→ **What you will do**
Check the listing below for lines with the word "TRANSPORT" and say how many there are, with nothing but the number.

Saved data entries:
****

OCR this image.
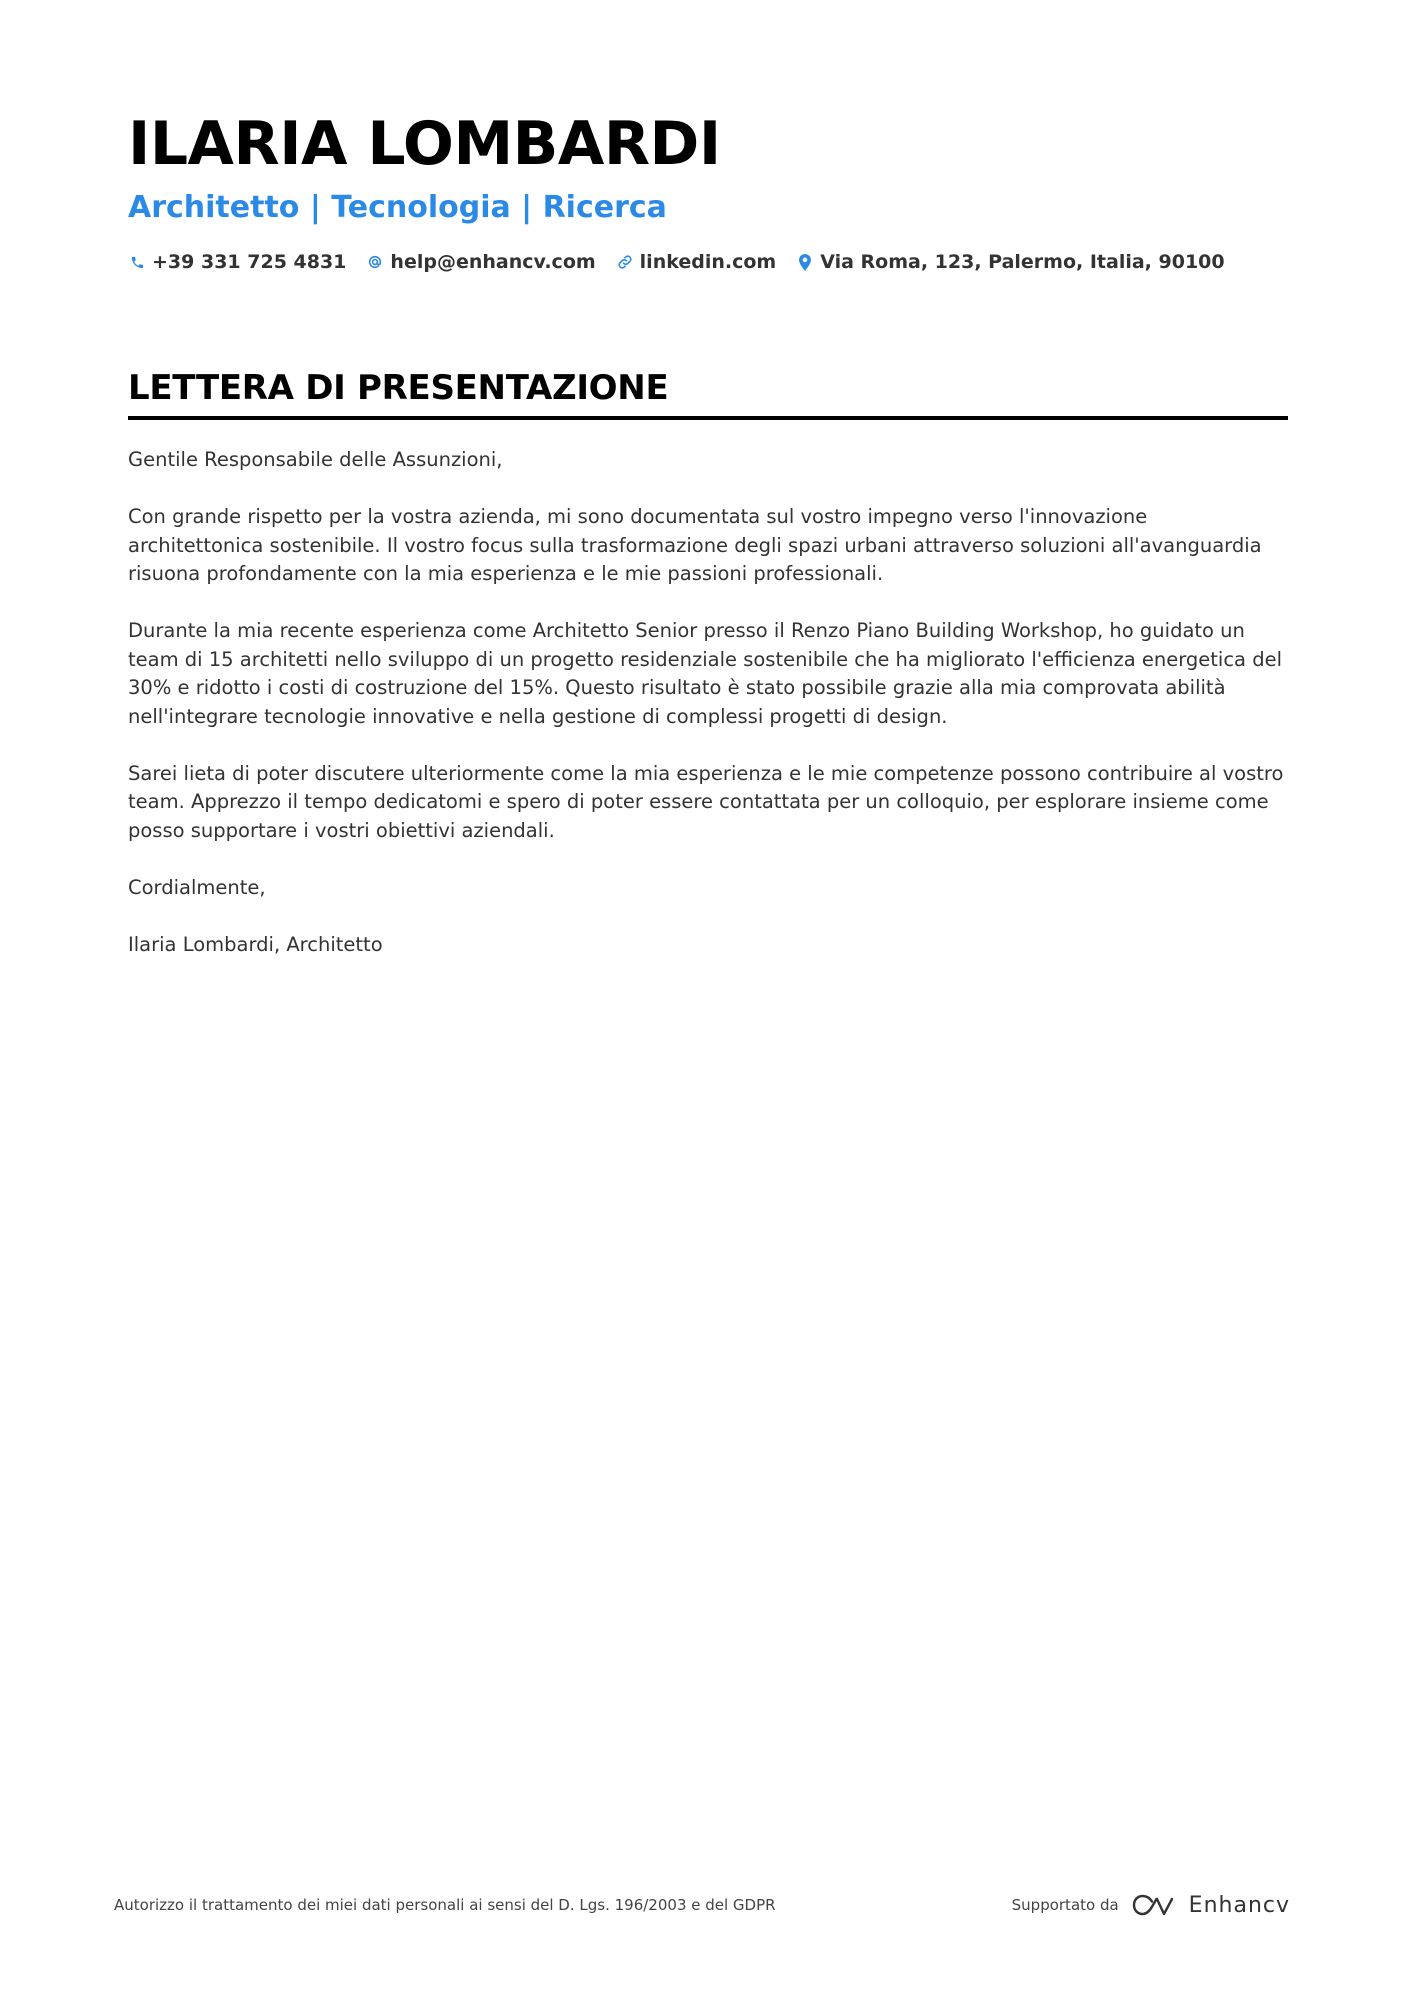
ILARIA LOMBARDI
Architetto | Tecnologia | Ricerca
+39 331 725 4831 help@enhancv.com linkedin.com Via Roma, 123, Palermo, Italia, 90100
LETTERA DI PRESENTAZIONE

Gentile Responsabile delle Assunzioni,

Con grande rispetto per la vostra azienda, mi sono documentata sul vostro impegno verso l'innovazione architettonica sostenibile. Il vostro focus sulla trasformazione degli spazi urbani attraverso soluzioni all'avanguardia risuona profondamente con la mia esperienza e le mie passioni professionali.

Durante la mia recente esperienza come Architetto Senior presso il Renzo Piano Building Workshop, ho guidato un team di 15 architetti nello sviluppo di un progetto residenziale sostenibile che ha migliorato l'efficienza energetica del 30% e ridotto i costi di costruzione del 15%. Questo risultato è stato possibile grazie alla mia comprovata abilità nell'integrare tecnologie innovative e nella gestione di complessi progetti di design.

Sarei lieta di poter discutere ulteriormente come la mia esperienza e le mie competenze possono contribuire al vostro team. Apprezzo il tempo dedicatomi e spero di poter essere contattata per un colloquio, per esplorare insieme come posso supportare i vostri obiettivi aziendali.

Cordialmente,

Ilaria Lombardi, Architetto

Autorizzo il trattamento dei miei dati personali ai sensi del D. Lgs. 196/2003 e del GDPR	Supportato da	Enhancv
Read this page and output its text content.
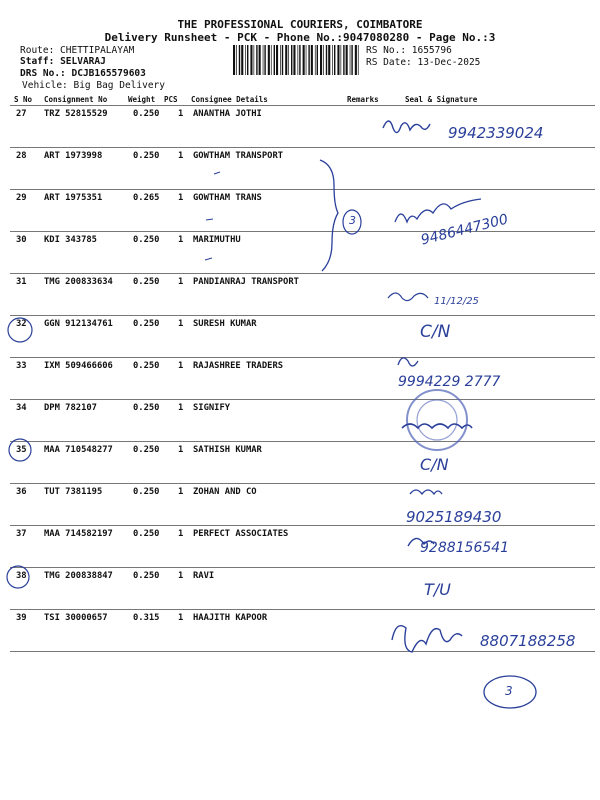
THE PROFESSIONAL COURIERS, COIMBATORE
Delivery Runsheet - PCK - Phone No.:9047080280 - Page No.:3
Route: CHETTIPALAYAM
Staff: SELVARAJ
DRS No.: DCJB165579603
Vehicle: Big Bag Delivery
RS No.: 1655796
RS Date: 13-Dec-2025
S No Consignment No	Weight PCS Consignee Details	Remarks	Seal & Signature
27 TRZ 52815529	0.250 1 ANANTHA JOTHI
28 ART 1973998	0.250 1 GOWTHAM TRANSPORT
29 ART 1975351	0.265 1 GOWTHAM TRANS
30 KDI 343785	0.250 1 MARIMUTHU
31 TMG 200833634 0.250 1 PANDIANRAJ TRANSPORT
32 GGN 912134761 0.250 1 SURESH KUMAR
33 IXM 509466606 0.250 1 RAJASHREE TRADERS
34 DPM 782107	0.250 1 SIGNIFY
35 MAA 710548277 0.250 1 SATHISH KUMAR
36 TUT 7381195	0.250 1 ZOHAN AND CO
37 MAA 714582197 0.250 1 PERFECT ASSOCIATES
38 TMG 200838847 0.250 1 RAVI
39 TSI 30000657	0.315 1 HAAJITH KAPOOR
9942339024
3	9486447300
11/12/25
C/N
9994229 2777
C/N
9025189430
9288156541
T/U
8807188258
3
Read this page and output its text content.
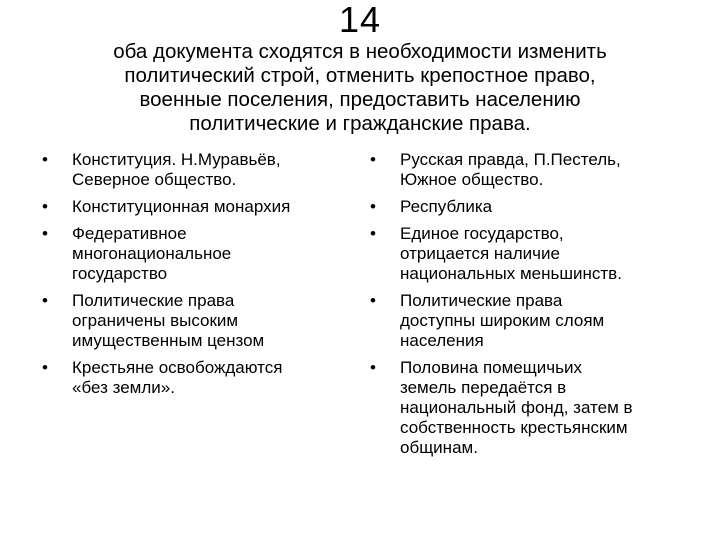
14
оба документа сходятся в необходимости изменить
политический строй, отменить крепостное право,
военные поселения, предоставить населению
политические и гражданские права.
• Конституция. Н.Муравьёв,
Северное общество.
• Конституционная монархия
• Федеративное
многонациональное
государство
• Политические права
ограничены высоким
имущественным цензом
• Крестьяне освобождаются
«без земли».
• Русская правда, П.Пестель,
Южное общество.
• Республика
• Единое государство,
отрицается наличие
национальных меньшинств.
• Политические права
доступны широким слоям
населения
• Половина помещичьих
земель передаётся в
национальный фонд, затем в
собственность крестьянским
общинам.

****

→ **Answer**
2